>> begin ENTRIES SHOWN
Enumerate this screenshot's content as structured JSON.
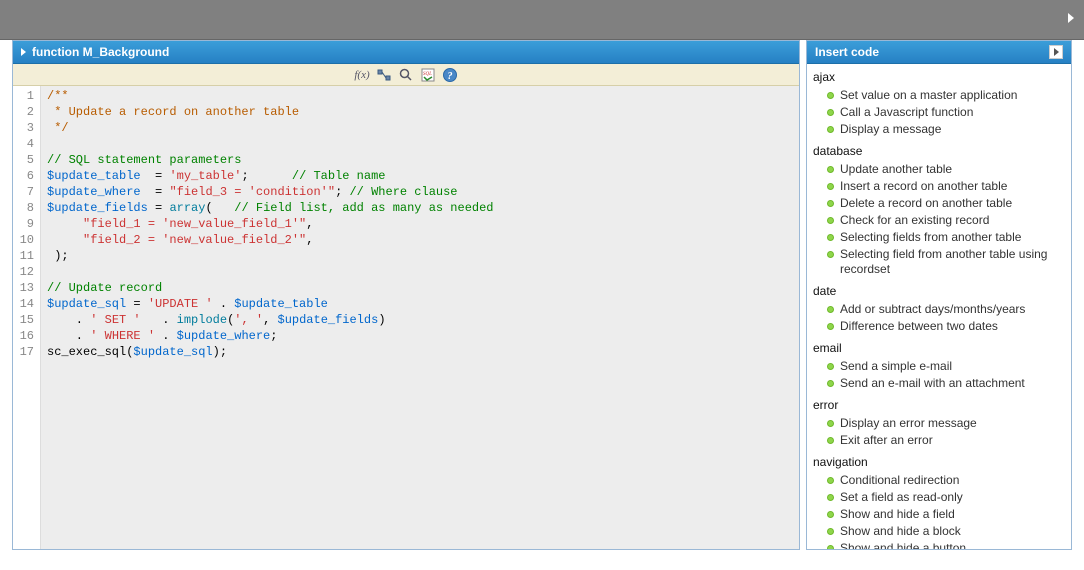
{
  "left_header": {
    "title": "function M_Background"
  },
  "right_header": {
    "title": "Insert code"
  },
  "toolbar_icons": [
    "fx-icon",
    "match-brackets-icon",
    "search-icon",
    "sql-icon",
    "help-icon"
  ],
  "code": {
    "lines": [
      [
        [
          "doccomment",
          "/**"
        ]
      ],
      [
        [
          "doccomment",
          " * Update a record on another table"
        ]
      ],
      [
        [
          "doccomment",
          " */"
        ]
      ],
      [],
      [
        [
          "comment",
          "// SQL statement parameters"
        ]
      ],
      [
        [
          "var",
          "$update_table"
        ],
        [
          "plain",
          "  = "
        ],
        [
          "str",
          "'my_table'"
        ],
        [
          "plain",
          ";      "
        ],
        [
          "comment",
          "// Table name"
        ]
      ],
      [
        [
          "var",
          "$update_where"
        ],
        [
          "plain",
          "  = "
        ],
        [
          "str",
          "\"field_3 = 'condition'\""
        ],
        [
          "plain",
          "; "
        ],
        [
          "comment",
          "// Where clause"
        ]
      ],
      [
        [
          "var",
          "$update_fields"
        ],
        [
          "plain",
          " = "
        ],
        [
          "kw",
          "array"
        ],
        [
          "plain",
          "(   "
        ],
        [
          "comment",
          "// Field list, add as many as needed"
        ]
      ],
      [
        [
          "plain",
          "     "
        ],
        [
          "str",
          "\"field_1 = 'new_value_field_1'\""
        ],
        [
          "plain",
          ","
        ]
      ],
      [
        [
          "plain",
          "     "
        ],
        [
          "str",
          "\"field_2 = 'new_value_field_2'\""
        ],
        [
          "plain",
          ","
        ]
      ],
      [
        [
          "plain",
          " );"
        ]
      ],
      [],
      [
        [
          "comment",
          "// Update record"
        ]
      ],
      [
        [
          "var",
          "$update_sql"
        ],
        [
          "plain",
          " = "
        ],
        [
          "str",
          "'UPDATE '"
        ],
        [
          "plain",
          " . "
        ],
        [
          "var",
          "$update_table"
        ]
      ],
      [
        [
          "plain",
          "    . "
        ],
        [
          "str",
          "' SET '"
        ],
        [
          "plain",
          "   . "
        ],
        [
          "kw",
          "implode"
        ],
        [
          "plain",
          "("
        ],
        [
          "str",
          "', '"
        ],
        [
          "plain",
          ", "
        ],
        [
          "var",
          "$update_fields"
        ],
        [
          "plain",
          ")"
        ]
      ],
      [
        [
          "plain",
          "    . "
        ],
        [
          "str",
          "' WHERE '"
        ],
        [
          "plain",
          " . "
        ],
        [
          "var",
          "$update_where"
        ],
        [
          "plain",
          ";"
        ]
      ],
      [
        [
          "plain",
          "sc_exec_sql("
        ],
        [
          "var",
          "$update_sql"
        ],
        [
          "plain",
          ");"
        ]
      ]
    ]
  },
  "snippets": [
    {
      "category": "ajax",
      "items": [
        "Set value on a master application",
        "Call a Javascript function",
        "Display a message"
      ]
    },
    {
      "category": "database",
      "items": [
        "Update another table",
        "Insert a record on another table",
        "Delete a record on another table",
        "Check for an existing record",
        "Selecting fields from another table",
        "Selecting field from another table using recordset"
      ]
    },
    {
      "category": "date",
      "items": [
        "Add or subtract days/months/years",
        "Difference between two dates"
      ]
    },
    {
      "category": "email",
      "items": [
        "Send a simple e-mail",
        "Send an e-mail with an attachment"
      ]
    },
    {
      "category": "error",
      "items": [
        "Display an error message",
        "Exit after an error"
      ]
    },
    {
      "category": "navigation",
      "items": [
        "Conditional redirection",
        "Set a field as read-only",
        "Show and hide a field",
        "Show and hide a block",
        "Show and hide a button"
      ]
    }
  ]
}
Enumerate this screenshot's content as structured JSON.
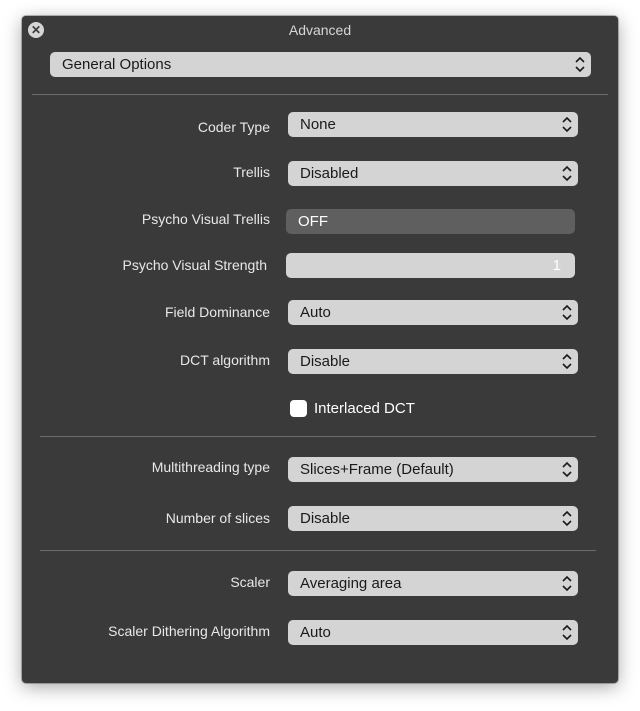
{
  "window": {
    "title": "Advanced"
  },
  "section_select": {
    "value": "General Options"
  },
  "fields": {
    "coder_type": {
      "label": "Coder Type",
      "value": "None"
    },
    "trellis": {
      "label": "Trellis",
      "value": "Disabled"
    },
    "psycho_visual_trellis": {
      "label": "Psycho Visual Trellis",
      "value": "OFF"
    },
    "psycho_visual_strength": {
      "label": "Psycho Visual Strength",
      "value": "1"
    },
    "field_dominance": {
      "label": "Field Dominance",
      "value": "Auto"
    },
    "dct_algorithm": {
      "label": "DCT algorithm",
      "value": "Disable"
    },
    "interlaced_dct": {
      "label": "Interlaced DCT",
      "checked": false
    },
    "multithreading_type": {
      "label": "Multithreading type",
      "value": "Slices+Frame (Default)"
    },
    "number_of_slices": {
      "label": "Number of slices",
      "value": "Disable"
    },
    "scaler": {
      "label": "Scaler",
      "value": "Averaging area"
    },
    "scaler_dithering": {
      "label": "Scaler Dithering Algorithm",
      "value": "Auto"
    }
  },
  "icons": {
    "close": "close-icon",
    "chevron": "chevron-up-down-icon"
  },
  "colors": {
    "window_bg": "#3a3a3a",
    "control_bg": "#d4d4d4",
    "toggle_off_bg": "#5f5f5f",
    "text_light": "#e8e8e8"
  }
}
>> end ENTRIES SHOWN
- **DIRECTIVE**
Copy all lines above containing the string "Selecting".

- **EXERCISE SOLUTION**
        "Selecting fields from another table",
        "Selecting field from another table using recordset"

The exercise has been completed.